### WHAT YOU NEED TO DO
Restate the complete material exactly.

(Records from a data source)
>>>

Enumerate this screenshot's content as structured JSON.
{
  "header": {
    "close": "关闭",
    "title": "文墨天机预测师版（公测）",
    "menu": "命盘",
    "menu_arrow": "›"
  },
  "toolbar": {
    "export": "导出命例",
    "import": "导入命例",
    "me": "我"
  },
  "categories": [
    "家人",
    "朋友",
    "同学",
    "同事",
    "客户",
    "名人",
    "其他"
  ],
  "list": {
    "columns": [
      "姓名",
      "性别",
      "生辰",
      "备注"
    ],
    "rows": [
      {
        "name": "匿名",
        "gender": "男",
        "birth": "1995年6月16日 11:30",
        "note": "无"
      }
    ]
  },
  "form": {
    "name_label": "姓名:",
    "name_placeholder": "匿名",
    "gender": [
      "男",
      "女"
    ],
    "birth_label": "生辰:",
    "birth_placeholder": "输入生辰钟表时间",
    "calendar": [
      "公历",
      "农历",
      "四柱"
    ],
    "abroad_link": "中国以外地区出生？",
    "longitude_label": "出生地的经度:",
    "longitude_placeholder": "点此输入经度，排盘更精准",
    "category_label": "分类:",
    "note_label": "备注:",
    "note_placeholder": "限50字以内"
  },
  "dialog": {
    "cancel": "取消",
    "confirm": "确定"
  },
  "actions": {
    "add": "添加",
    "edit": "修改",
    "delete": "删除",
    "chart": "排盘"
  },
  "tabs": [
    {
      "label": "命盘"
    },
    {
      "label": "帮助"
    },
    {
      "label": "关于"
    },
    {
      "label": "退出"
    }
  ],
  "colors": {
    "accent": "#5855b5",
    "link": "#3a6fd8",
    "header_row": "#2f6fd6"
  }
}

<<<

### ANSWER TO THIS PROBLEM
Enumerate this screenshot's content as structured JSON.
{
  "header": {
    "close": "关闭",
    "title": "文墨天机预测师版（公测）",
    "menu": "命盘",
    "menu_arrow": "›"
  },
  "toolbar": {
    "export": "导出命例",
    "import": "导入命例",
    "me": "我"
  },
  "categories": [
    "家人",
    "朋友",
    "同学",
    "同事",
    "客户",
    "名人",
    "其他"
  ],
  "list": {
    "columns": [
      "姓名",
      "性别",
      "生辰",
      "备注"
    ],
    "rows": [
      {
        "name": "匿名",
        "gender": "男",
        "birth": "1995年6月16日 11:30",
        "note": "无"
      }
    ]
  },
  "form": {
    "name_label": "姓名:",
    "name_placeholder": "匿名",
    "gender": [
      "男",
      "女"
    ],
    "birth_label": "生辰:",
    "birth_placeholder": "输入生辰钟表时间",
    "calendar": [
      "公历",
      "农历",
      "四柱"
    ],
    "abroad_link": "中国以外地区出生？",
    "longitude_label": "出生地的经度:",
    "longitude_placeholder": "点此输入经度，排盘更精准",
    "category_label": "分类:",
    "note_label": "备注:",
    "note_placeholder": "限50字以内"
  },
  "dialog": {
    "cancel": "取消",
    "confirm": "确定"
  },
  "actions": {
    "add": "添加",
    "edit": "修改",
    "delete": "删除",
    "chart": "排盘"
  },
  "tabs": [
    {
      "label": "命盘"
    },
    {
      "label": "帮助"
    },
    {
      "label": "关于"
    },
    {
      "label": "退出"
    }
  ],
  "colors": {
    "accent": "#5855b5",
    "link": "#3a6fd8",
    "header_row": "#2f6fd6"
  }
}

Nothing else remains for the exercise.